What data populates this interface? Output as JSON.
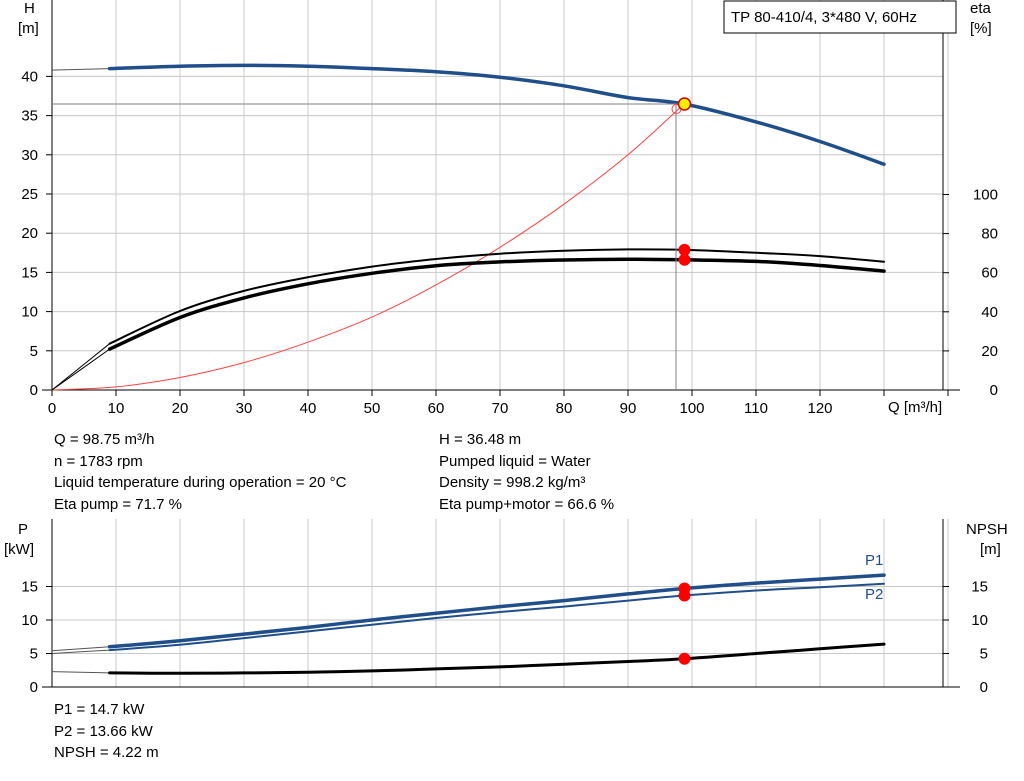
{
  "title_box": "TP 80-410/4, 3*480 V, 60Hz",
  "top_chart": {
    "left_axis_label": [
      "H",
      "[m]"
    ],
    "right_axis_label": [
      "eta",
      "[%]"
    ],
    "x_axis_label": "Q [m³/h]"
  },
  "bottom_chart": {
    "left_axis_label": [
      "P",
      "[kW]"
    ],
    "right_axis_label": [
      "NPSH",
      "[m]"
    ],
    "series_labels": {
      "p1": "P1",
      "p2": "P2"
    }
  },
  "info_top_left": [
    "Q = 98.75 m³/h",
    "n = 1783 rpm",
    "Liquid temperature during operation = 20 °C",
    "Eta pump = 71.7 %"
  ],
  "info_top_right": [
    "H = 36.48 m",
    "Pumped liquid = Water",
    "Density = 998.2 kg/m³",
    "Eta pump+motor = 66.6 %"
  ],
  "info_bottom": [
    "P1 = 14.7 kW",
    "P2 = 13.66 kW",
    "NPSH = 4.22 m"
  ],
  "colors": {
    "head": "#1f4e8a",
    "eta": "#000000",
    "system": "#ff4040",
    "p1": "#1f4e8a",
    "p2": "#1f4e8a",
    "npsh": "#000000",
    "duty_point": "#ff0000",
    "duty_point_head": "#ffee00",
    "grid": "#c8c8c8"
  },
  "chart_data": [
    {
      "type": "line",
      "title": "TP 80-410/4, 3*480 V, 60Hz",
      "xlabel": "Q [m³/h]",
      "ylabel": "H [m]",
      "y2label": "eta [%]",
      "xlim": [
        0,
        140
      ],
      "ylim": [
        0,
        45
      ],
      "y2lim": [
        0,
        100
      ],
      "x_ticks": [
        0,
        10,
        20,
        30,
        40,
        50,
        60,
        70,
        80,
        90,
        100,
        110,
        120
      ],
      "y_ticks": [
        0,
        5,
        10,
        15,
        20,
        25,
        30,
        35,
        40
      ],
      "y2_ticks": [
        0,
        20,
        40,
        60,
        80,
        100
      ],
      "grid": true,
      "operating_point": {
        "Q": 98.75,
        "H": 36.48
      },
      "series": [
        {
          "axis": "left",
          "style": "head",
          "x": [
            0,
            9,
            20,
            30,
            40,
            50,
            60,
            70,
            80,
            90,
            98.75,
            110,
            120,
            130
          ],
          "y": [
            40.8,
            41.0,
            41.3,
            41.4,
            41.3,
            41.0,
            40.6,
            39.9,
            38.8,
            37.3,
            36.48,
            34.2,
            31.7,
            28.8
          ]
        },
        {
          "axis": "right",
          "style": "eta-upper",
          "x": [
            0,
            9,
            20,
            30,
            40,
            50,
            60,
            70,
            80,
            90,
            98.75,
            110,
            120,
            130
          ],
          "y": [
            0,
            23.7,
            40.4,
            50.7,
            57.7,
            63.1,
            67.0,
            69.7,
            71.2,
            71.9,
            71.7,
            70.2,
            68.5,
            65.6
          ]
        },
        {
          "axis": "right",
          "style": "eta-lower",
          "x": [
            0,
            9,
            20,
            30,
            40,
            50,
            60,
            70,
            80,
            90,
            98.75,
            110,
            120,
            130
          ],
          "y": [
            0,
            20.9,
            37.1,
            47.1,
            54.3,
            59.7,
            63.6,
            65.5,
            66.5,
            66.9,
            66.6,
            65.8,
            63.7,
            60.8
          ]
        },
        {
          "axis": "left",
          "style": "system",
          "x": [
            0,
            10,
            20,
            30,
            40,
            50,
            60,
            70,
            80,
            90,
            98.75
          ],
          "y": [
            0,
            0.4,
            1.6,
            3.5,
            6.1,
            9.3,
            13.4,
            18.2,
            23.7,
            30.0,
            36.48
          ]
        }
      ]
    },
    {
      "type": "line",
      "ylabel": "P [kW]",
      "y2label": "NPSH [m]",
      "xlim": [
        0,
        140
      ],
      "ylim": [
        0,
        20
      ],
      "y2lim": [
        0,
        20
      ],
      "y_ticks": [
        0,
        5,
        10,
        15
      ],
      "y2_ticks": [
        0,
        5,
        10,
        15
      ],
      "grid": true,
      "series": [
        {
          "name": "P1",
          "axis": "left",
          "x": [
            0,
            9,
            20,
            30,
            40,
            50,
            60,
            70,
            80,
            90,
            98.75,
            110,
            120,
            130
          ],
          "y": [
            5.4,
            6.0,
            6.9,
            7.9,
            8.9,
            10.0,
            11.0,
            12.0,
            12.9,
            13.9,
            14.7,
            15.5,
            16.1,
            16.7
          ]
        },
        {
          "name": "P2",
          "axis": "left",
          "x": [
            0,
            9,
            20,
            30,
            40,
            50,
            60,
            70,
            80,
            90,
            98.75,
            110,
            120,
            130
          ],
          "y": [
            5.0,
            5.5,
            6.3,
            7.3,
            8.3,
            9.3,
            10.3,
            11.2,
            12.0,
            12.9,
            13.66,
            14.4,
            14.9,
            15.4
          ]
        },
        {
          "axis": "right",
          "style": "npsh",
          "x": [
            0,
            9,
            20,
            30,
            40,
            50,
            60,
            70,
            80,
            90,
            98.75,
            110,
            120,
            130
          ],
          "y": [
            2.3,
            2.1,
            2.05,
            2.1,
            2.2,
            2.4,
            2.7,
            3.0,
            3.4,
            3.8,
            4.22,
            5.0,
            5.7,
            6.4
          ]
        }
      ]
    }
  ]
}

* EXERCISE DESCRIPTION *
Repeat verbatim all the material, but not the pictures.

* FULL RESPONSE *
What data populates this interface? Output as JSON.
{
  "title_box": "TP 80-410/4, 3*480 V, 60Hz",
  "top_chart": {
    "left_axis_label": [
      "H",
      "[m]"
    ],
    "right_axis_label": [
      "eta",
      "[%]"
    ],
    "x_axis_label": "Q [m³/h]"
  },
  "bottom_chart": {
    "left_axis_label": [
      "P",
      "[kW]"
    ],
    "right_axis_label": [
      "NPSH",
      "[m]"
    ],
    "series_labels": {
      "p1": "P1",
      "p2": "P2"
    }
  },
  "info_top_left": [
    "Q = 98.75 m³/h",
    "n = 1783 rpm",
    "Liquid temperature during operation = 20 °C",
    "Eta pump = 71.7 %"
  ],
  "info_top_right": [
    "H = 36.48 m",
    "Pumped liquid = Water",
    "Density = 998.2 kg/m³",
    "Eta pump+motor = 66.6 %"
  ],
  "info_bottom": [
    "P1 = 14.7 kW",
    "P2 = 13.66 kW",
    "NPSH = 4.22 m"
  ],
  "colors": {
    "head": "#1f4e8a",
    "eta": "#000000",
    "system": "#ff4040",
    "p1": "#1f4e8a",
    "p2": "#1f4e8a",
    "npsh": "#000000",
    "duty_point": "#ff0000",
    "duty_point_head": "#ffee00",
    "grid": "#c8c8c8"
  },
  "chart_data": [
    {
      "type": "line",
      "title": "TP 80-410/4, 3*480 V, 60Hz",
      "xlabel": "Q [m³/h]",
      "ylabel": "H [m]",
      "y2label": "eta [%]",
      "xlim": [
        0,
        140
      ],
      "ylim": [
        0,
        45
      ],
      "y2lim": [
        0,
        100
      ],
      "x_ticks": [
        0,
        10,
        20,
        30,
        40,
        50,
        60,
        70,
        80,
        90,
        100,
        110,
        120
      ],
      "y_ticks": [
        0,
        5,
        10,
        15,
        20,
        25,
        30,
        35,
        40
      ],
      "y2_ticks": [
        0,
        20,
        40,
        60,
        80,
        100
      ],
      "grid": true,
      "operating_point": {
        "Q": 98.75,
        "H": 36.48
      },
      "series": [
        {
          "axis": "left",
          "style": "head",
          "x": [
            0,
            9,
            20,
            30,
            40,
            50,
            60,
            70,
            80,
            90,
            98.75,
            110,
            120,
            130
          ],
          "y": [
            40.8,
            41.0,
            41.3,
            41.4,
            41.3,
            41.0,
            40.6,
            39.9,
            38.8,
            37.3,
            36.48,
            34.2,
            31.7,
            28.8
          ]
        },
        {
          "axis": "right",
          "style": "eta-upper",
          "x": [
            0,
            9,
            20,
            30,
            40,
            50,
            60,
            70,
            80,
            90,
            98.75,
            110,
            120,
            130
          ],
          "y": [
            0,
            23.7,
            40.4,
            50.7,
            57.7,
            63.1,
            67.0,
            69.7,
            71.2,
            71.9,
            71.7,
            70.2,
            68.5,
            65.6
          ]
        },
        {
          "axis": "right",
          "style": "eta-lower",
          "x": [
            0,
            9,
            20,
            30,
            40,
            50,
            60,
            70,
            80,
            90,
            98.75,
            110,
            120,
            130
          ],
          "y": [
            0,
            20.9,
            37.1,
            47.1,
            54.3,
            59.7,
            63.6,
            65.5,
            66.5,
            66.9,
            66.6,
            65.8,
            63.7,
            60.8
          ]
        },
        {
          "axis": "left",
          "style": "system",
          "x": [
            0,
            10,
            20,
            30,
            40,
            50,
            60,
            70,
            80,
            90,
            98.75
          ],
          "y": [
            0,
            0.4,
            1.6,
            3.5,
            6.1,
            9.3,
            13.4,
            18.2,
            23.7,
            30.0,
            36.48
          ]
        }
      ]
    },
    {
      "type": "line",
      "ylabel": "P [kW]",
      "y2label": "NPSH [m]",
      "xlim": [
        0,
        140
      ],
      "ylim": [
        0,
        20
      ],
      "y2lim": [
        0,
        20
      ],
      "y_ticks": [
        0,
        5,
        10,
        15
      ],
      "y2_ticks": [
        0,
        5,
        10,
        15
      ],
      "grid": true,
      "series": [
        {
          "name": "P1",
          "axis": "left",
          "x": [
            0,
            9,
            20,
            30,
            40,
            50,
            60,
            70,
            80,
            90,
            98.75,
            110,
            120,
            130
          ],
          "y": [
            5.4,
            6.0,
            6.9,
            7.9,
            8.9,
            10.0,
            11.0,
            12.0,
            12.9,
            13.9,
            14.7,
            15.5,
            16.1,
            16.7
          ]
        },
        {
          "name": "P2",
          "axis": "left",
          "x": [
            0,
            9,
            20,
            30,
            40,
            50,
            60,
            70,
            80,
            90,
            98.75,
            110,
            120,
            130
          ],
          "y": [
            5.0,
            5.5,
            6.3,
            7.3,
            8.3,
            9.3,
            10.3,
            11.2,
            12.0,
            12.9,
            13.66,
            14.4,
            14.9,
            15.4
          ]
        },
        {
          "axis": "right",
          "style": "npsh",
          "x": [
            0,
            9,
            20,
            30,
            40,
            50,
            60,
            70,
            80,
            90,
            98.75,
            110,
            120,
            130
          ],
          "y": [
            2.3,
            2.1,
            2.05,
            2.1,
            2.2,
            2.4,
            2.7,
            3.0,
            3.4,
            3.8,
            4.22,
            5.0,
            5.7,
            6.4
          ]
        }
      ]
    }
  ]
}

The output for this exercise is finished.